## Instructions to follow
Every record must be repeated exactly, with no omission.

## Material supplied

§ §

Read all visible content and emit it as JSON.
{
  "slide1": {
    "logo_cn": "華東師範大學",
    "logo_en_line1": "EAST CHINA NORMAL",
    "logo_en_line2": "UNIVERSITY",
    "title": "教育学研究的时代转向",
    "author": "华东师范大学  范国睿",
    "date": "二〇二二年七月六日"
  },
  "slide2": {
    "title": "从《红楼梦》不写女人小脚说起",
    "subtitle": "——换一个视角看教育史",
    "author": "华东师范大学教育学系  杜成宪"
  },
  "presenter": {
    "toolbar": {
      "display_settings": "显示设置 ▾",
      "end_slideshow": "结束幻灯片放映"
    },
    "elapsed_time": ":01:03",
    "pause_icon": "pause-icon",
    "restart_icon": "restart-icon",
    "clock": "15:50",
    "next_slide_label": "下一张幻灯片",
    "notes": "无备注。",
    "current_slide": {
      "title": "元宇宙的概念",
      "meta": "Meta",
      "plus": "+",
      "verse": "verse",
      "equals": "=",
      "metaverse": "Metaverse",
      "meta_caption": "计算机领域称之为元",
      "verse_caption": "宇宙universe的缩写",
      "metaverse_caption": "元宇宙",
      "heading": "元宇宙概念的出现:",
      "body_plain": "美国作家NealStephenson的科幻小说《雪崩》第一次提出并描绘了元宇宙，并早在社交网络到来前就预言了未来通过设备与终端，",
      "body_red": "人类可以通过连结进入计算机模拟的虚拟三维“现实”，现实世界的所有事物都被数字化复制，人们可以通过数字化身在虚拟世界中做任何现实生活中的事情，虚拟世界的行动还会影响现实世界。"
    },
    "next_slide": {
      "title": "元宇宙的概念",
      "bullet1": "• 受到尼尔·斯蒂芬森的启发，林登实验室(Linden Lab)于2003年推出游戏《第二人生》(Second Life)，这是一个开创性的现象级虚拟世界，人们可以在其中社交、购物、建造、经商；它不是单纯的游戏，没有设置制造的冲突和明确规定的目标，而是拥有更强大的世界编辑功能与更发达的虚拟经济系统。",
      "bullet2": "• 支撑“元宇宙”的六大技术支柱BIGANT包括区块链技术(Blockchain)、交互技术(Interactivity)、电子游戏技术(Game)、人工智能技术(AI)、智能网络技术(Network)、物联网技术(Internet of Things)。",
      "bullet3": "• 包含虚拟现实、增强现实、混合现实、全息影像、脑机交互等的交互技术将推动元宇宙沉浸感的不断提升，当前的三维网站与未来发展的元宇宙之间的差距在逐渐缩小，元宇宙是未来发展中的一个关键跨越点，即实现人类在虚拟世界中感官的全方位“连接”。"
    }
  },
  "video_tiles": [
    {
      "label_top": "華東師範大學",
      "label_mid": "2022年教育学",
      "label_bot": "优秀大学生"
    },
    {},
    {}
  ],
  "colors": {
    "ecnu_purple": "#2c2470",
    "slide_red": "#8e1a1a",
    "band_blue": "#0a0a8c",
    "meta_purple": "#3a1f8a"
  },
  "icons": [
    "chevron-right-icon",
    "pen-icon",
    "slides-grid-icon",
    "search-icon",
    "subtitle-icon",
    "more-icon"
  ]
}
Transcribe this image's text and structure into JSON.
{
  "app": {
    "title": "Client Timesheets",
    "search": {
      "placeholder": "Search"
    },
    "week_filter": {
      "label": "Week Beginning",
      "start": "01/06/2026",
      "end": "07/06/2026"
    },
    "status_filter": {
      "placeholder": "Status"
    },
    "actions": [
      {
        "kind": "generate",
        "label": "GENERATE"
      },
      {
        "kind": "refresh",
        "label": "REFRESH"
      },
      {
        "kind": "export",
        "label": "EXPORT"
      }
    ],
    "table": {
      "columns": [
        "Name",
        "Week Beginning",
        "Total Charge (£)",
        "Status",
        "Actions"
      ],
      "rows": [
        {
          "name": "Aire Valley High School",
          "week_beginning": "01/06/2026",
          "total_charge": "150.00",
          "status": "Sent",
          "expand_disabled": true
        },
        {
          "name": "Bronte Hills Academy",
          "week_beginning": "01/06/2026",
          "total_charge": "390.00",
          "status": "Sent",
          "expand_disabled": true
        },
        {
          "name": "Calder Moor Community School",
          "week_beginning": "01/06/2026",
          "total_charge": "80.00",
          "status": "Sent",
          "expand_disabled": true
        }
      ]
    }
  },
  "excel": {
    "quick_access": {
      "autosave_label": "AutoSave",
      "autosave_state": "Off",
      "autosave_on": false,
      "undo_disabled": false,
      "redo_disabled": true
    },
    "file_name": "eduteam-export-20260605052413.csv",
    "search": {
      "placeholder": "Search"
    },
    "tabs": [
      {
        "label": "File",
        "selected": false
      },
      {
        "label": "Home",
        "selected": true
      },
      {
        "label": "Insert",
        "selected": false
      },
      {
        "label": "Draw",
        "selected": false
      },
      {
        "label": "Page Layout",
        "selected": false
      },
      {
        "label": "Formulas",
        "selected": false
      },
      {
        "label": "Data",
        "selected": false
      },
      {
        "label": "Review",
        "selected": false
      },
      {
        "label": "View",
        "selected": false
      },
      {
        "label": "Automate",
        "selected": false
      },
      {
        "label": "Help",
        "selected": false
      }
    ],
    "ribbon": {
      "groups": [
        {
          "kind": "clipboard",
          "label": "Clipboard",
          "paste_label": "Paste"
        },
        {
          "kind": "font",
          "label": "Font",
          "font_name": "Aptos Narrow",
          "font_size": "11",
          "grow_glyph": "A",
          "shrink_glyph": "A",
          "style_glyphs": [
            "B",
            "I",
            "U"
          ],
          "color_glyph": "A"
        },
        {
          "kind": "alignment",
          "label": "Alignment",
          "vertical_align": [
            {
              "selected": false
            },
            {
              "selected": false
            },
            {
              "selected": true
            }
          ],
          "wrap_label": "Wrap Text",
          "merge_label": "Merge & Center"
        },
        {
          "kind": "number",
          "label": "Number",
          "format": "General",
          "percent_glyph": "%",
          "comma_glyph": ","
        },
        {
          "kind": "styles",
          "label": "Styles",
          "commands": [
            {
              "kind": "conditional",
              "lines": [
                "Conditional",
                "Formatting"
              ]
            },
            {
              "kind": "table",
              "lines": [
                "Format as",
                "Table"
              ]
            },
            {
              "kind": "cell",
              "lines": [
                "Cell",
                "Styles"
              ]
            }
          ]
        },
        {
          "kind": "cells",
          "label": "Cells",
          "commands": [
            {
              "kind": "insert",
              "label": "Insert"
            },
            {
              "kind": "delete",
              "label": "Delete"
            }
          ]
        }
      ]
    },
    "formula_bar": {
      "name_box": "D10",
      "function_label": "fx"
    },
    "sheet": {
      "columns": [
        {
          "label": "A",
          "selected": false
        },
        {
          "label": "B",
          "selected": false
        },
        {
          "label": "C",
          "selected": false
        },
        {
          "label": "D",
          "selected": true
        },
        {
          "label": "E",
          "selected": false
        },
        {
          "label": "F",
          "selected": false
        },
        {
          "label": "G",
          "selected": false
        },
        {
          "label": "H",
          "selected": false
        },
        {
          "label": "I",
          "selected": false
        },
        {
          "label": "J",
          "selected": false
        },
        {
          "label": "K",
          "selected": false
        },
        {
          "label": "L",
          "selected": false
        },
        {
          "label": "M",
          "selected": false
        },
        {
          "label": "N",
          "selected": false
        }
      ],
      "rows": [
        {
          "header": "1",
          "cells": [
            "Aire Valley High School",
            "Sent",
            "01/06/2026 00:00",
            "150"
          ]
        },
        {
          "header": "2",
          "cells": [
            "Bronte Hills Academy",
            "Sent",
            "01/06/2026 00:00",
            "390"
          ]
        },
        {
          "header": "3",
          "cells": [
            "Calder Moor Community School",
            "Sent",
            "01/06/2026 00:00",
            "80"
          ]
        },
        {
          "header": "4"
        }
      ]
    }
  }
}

§ §

## Exercise result
Read all visible content and emit it as JSON.
{
  "slide1": {
    "logo_cn": "華東師範大學",
    "logo_en_line1": "EAST CHINA NORMAL",
    "logo_en_line2": "UNIVERSITY",
    "title": "教育学研究的时代转向",
    "author": "华东师范大学  范国睿",
    "date": "二〇二二年七月六日"
  },
  "slide2": {
    "title": "从《红楼梦》不写女人小脚说起",
    "subtitle": "——换一个视角看教育史",
    "author": "华东师范大学教育学系  杜成宪"
  },
  "presenter": {
    "toolbar": {
      "display_settings": "显示设置 ▾",
      "end_slideshow": "结束幻灯片放映"
    },
    "elapsed_time": ":01:03",
    "pause_icon": "pause-icon",
    "restart_icon": "restart-icon",
    "clock": "15:50",
    "next_slide_label": "下一张幻灯片",
    "notes": "无备注。",
    "current_slide": {
      "title": "元宇宙的概念",
      "meta": "Meta",
      "plus": "+",
      "verse": "verse",
      "equals": "=",
      "metaverse": "Metaverse",
      "meta_caption": "计算机领域称之为元",
      "verse_caption": "宇宙universe的缩写",
      "metaverse_caption": "元宇宙",
      "heading": "元宇宙概念的出现:",
      "body_plain": "美国作家NealStephenson的科幻小说《雪崩》第一次提出并描绘了元宇宙，并早在社交网络到来前就预言了未来通过设备与终端，",
      "body_red": "人类可以通过连结进入计算机模拟的虚拟三维“现实”，现实世界的所有事物都被数字化复制，人们可以通过数字化身在虚拟世界中做任何现实生活中的事情，虚拟世界的行动还会影响现实世界。"
    },
    "next_slide": {
      "title": "元宇宙的概念",
      "bullet1": "• 受到尼尔·斯蒂芬森的启发，林登实验室(Linden Lab)于2003年推出游戏《第二人生》(Second Life)，这是一个开创性的现象级虚拟世界，人们可以在其中社交、购物、建造、经商；它不是单纯的游戏，没有设置制造的冲突和明确规定的目标，而是拥有更强大的世界编辑功能与更发达的虚拟经济系统。",
      "bullet2": "• 支撑“元宇宙”的六大技术支柱BIGANT包括区块链技术(Blockchain)、交互技术(Interactivity)、电子游戏技术(Game)、人工智能技术(AI)、智能网络技术(Network)、物联网技术(Internet of Things)。",
      "bullet3": "• 包含虚拟现实、增强现实、混合现实、全息影像、脑机交互等的交互技术将推动元宇宙沉浸感的不断提升，当前的三维网站与未来发展的元宇宙之间的差距在逐渐缩小，元宇宙是未来发展中的一个关键跨越点，即实现人类在虚拟世界中感官的全方位“连接”。"
    }
  },
  "video_tiles": [
    {
      "label_top": "華東師範大學",
      "label_mid": "2022年教育学",
      "label_bot": "优秀大学生"
    },
    {},
    {}
  ],
  "colors": {
    "ecnu_purple": "#2c2470",
    "slide_red": "#8e1a1a",
    "band_blue": "#0a0a8c",
    "meta_purple": "#3a1f8a"
  },
  "icons": [
    "chevron-right-icon",
    "pen-icon",
    "slides-grid-icon",
    "search-icon",
    "subtitle-icon",
    "more-icon"
  ]
}
Transcribe this image's text and structure into JSON.
{
  "app": {
    "title": "Client Timesheets",
    "search": {
      "placeholder": "Search"
    },
    "week_filter": {
      "label": "Week Beginning",
      "start": "01/06/2026",
      "end": "07/06/2026"
    },
    "status_filter": {
      "placeholder": "Status"
    },
    "actions": [
      {
        "kind": "generate",
        "label": "GENERATE"
      },
      {
        "kind": "refresh",
        "label": "REFRESH"
      },
      {
        "kind": "export",
        "label": "EXPORT"
      }
    ],
    "table": {
      "columns": [
        "Name",
        "Week Beginning",
        "Total Charge (£)",
        "Status",
        "Actions"
      ],
      "rows": [
        {
          "name": "Aire Valley High School",
          "week_beginning": "01/06/2026",
          "total_charge": "150.00",
          "status": "Sent",
          "expand_disabled": true
        },
        {
          "name": "Bronte Hills Academy",
          "week_beginning": "01/06/2026",
          "total_charge": "390.00",
          "status": "Sent",
          "expand_disabled": true
        },
        {
          "name": "Calder Moor Community School",
          "week_beginning": "01/06/2026",
          "total_charge": "80.00",
          "status": "Sent",
          "expand_disabled": true
        }
      ]
    }
  },
  "excel": {
    "quick_access": {
      "autosave_label": "AutoSave",
      "autosave_state": "Off",
      "autosave_on": false,
      "undo_disabled": false,
      "redo_disabled": true
    },
    "file_name": "eduteam-export-20260605052413.csv",
    "search": {
      "placeholder": "Search"
    },
    "tabs": [
      {
        "label": "File",
        "selected": false
      },
      {
        "label": "Home",
        "selected": true
      },
      {
        "label": "Insert",
        "selected": false
      },
      {
        "label": "Draw",
        "selected": false
      },
      {
        "label": "Page Layout",
        "selected": false
      },
      {
        "label": "Formulas",
        "selected": false
      },
      {
        "label": "Data",
        "selected": false
      },
      {
        "label": "Review",
        "selected": false
      },
      {
        "label": "View",
        "selected": false
      },
      {
        "label": "Automate",
        "selected": false
      },
      {
        "label": "Help",
        "selected": false
      }
    ],
    "ribbon": {
      "groups": [
        {
          "kind": "clipboard",
          "label": "Clipboard",
          "paste_label": "Paste"
        },
        {
          "kind": "font",
          "label": "Font",
          "font_name": "Aptos Narrow",
          "font_size": "11",
          "grow_glyph": "A",
          "shrink_glyph": "A",
          "style_glyphs": [
            "B",
            "I",
            "U"
          ],
          "color_glyph": "A"
        },
        {
          "kind": "alignment",
          "label": "Alignment",
          "vertical_align": [
            {
              "selected": false
            },
            {
              "selected": false
            },
            {
              "selected": true
            }
          ],
          "wrap_label": "Wrap Text",
          "merge_label": "Merge & Center"
        },
        {
          "kind": "number",
          "label": "Number",
          "format": "General",
          "percent_glyph": "%",
          "comma_glyph": ","
        },
        {
          "kind": "styles",
          "label": "Styles",
          "commands": [
            {
              "kind": "conditional",
              "lines": [
                "Conditional",
                "Formatting"
              ]
            },
            {
              "kind": "table",
              "lines": [
                "Format as",
                "Table"
              ]
            },
            {
              "kind": "cell",
              "lines": [
                "Cell",
                "Styles"
              ]
            }
          ]
        },
        {
          "kind": "cells",
          "label": "Cells",
          "commands": [
            {
              "kind": "insert",
              "label": "Insert"
            },
            {
              "kind": "delete",
              "label": "Delete"
            }
          ]
        }
      ]
    },
    "formula_bar": {
      "name_box": "D10",
      "function_label": "fx"
    },
    "sheet": {
      "columns": [
        {
          "label": "A",
          "selected": false
        },
        {
          "label": "B",
          "selected": false
        },
        {
          "label": "C",
          "selected": false
        },
        {
          "label": "D",
          "selected": true
        },
        {
          "label": "E",
          "selected": false
        },
        {
          "label": "F",
          "selected": false
        },
        {
          "label": "G",
          "selected": false
        },
        {
          "label": "H",
          "selected": false
        },
        {
          "label": "I",
          "selected": false
        },
        {
          "label": "J",
          "selected": false
        },
        {
          "label": "K",
          "selected": false
        },
        {
          "label": "L",
          "selected": false
        },
        {
          "label": "M",
          "selected": false
        },
        {
          "label": "N",
          "selected": false
        }
      ],
      "rows": [
        {
          "header": "1",
          "cells": [
            "Aire Valley High School",
            "Sent",
            "01/06/2026 00:00",
            "150"
          ]
        },
        {
          "header": "2",
          "cells": [
            "Bronte Hills Academy",
            "Sent",
            "01/06/2026 00:00",
            "390"
          ]
        },
        {
          "header": "3",
          "cells": [
            "Calder Moor Community School",
            "Sent",
            "01/06/2026 00:00",
            "80"
          ]
        },
        {
          "header": "4"
        }
      ]
    }
  }
}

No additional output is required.